[BEGIN]

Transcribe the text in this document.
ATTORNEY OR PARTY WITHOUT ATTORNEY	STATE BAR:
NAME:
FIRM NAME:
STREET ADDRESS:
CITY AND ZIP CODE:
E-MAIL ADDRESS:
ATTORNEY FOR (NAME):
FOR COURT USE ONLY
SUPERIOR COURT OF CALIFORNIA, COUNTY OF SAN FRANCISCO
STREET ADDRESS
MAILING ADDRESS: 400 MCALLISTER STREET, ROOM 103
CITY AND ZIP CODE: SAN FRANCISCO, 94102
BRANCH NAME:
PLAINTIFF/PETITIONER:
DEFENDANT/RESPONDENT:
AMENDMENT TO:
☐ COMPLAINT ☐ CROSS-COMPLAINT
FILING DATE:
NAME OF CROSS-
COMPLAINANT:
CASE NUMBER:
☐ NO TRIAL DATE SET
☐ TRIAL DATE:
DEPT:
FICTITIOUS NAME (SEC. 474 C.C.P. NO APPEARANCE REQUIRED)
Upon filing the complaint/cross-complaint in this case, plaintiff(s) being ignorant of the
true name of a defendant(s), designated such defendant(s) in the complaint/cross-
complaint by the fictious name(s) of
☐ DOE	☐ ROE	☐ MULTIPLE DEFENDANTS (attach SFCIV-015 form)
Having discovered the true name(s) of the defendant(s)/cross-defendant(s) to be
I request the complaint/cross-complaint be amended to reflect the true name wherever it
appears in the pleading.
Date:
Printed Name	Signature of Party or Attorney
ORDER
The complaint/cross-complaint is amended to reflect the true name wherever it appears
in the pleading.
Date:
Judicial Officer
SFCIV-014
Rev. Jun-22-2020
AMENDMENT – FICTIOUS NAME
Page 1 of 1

[END]

* Exercise description *
Going through the records above, state how many lines carry "AMENDMENT", with no other text.

* Exercise output *
2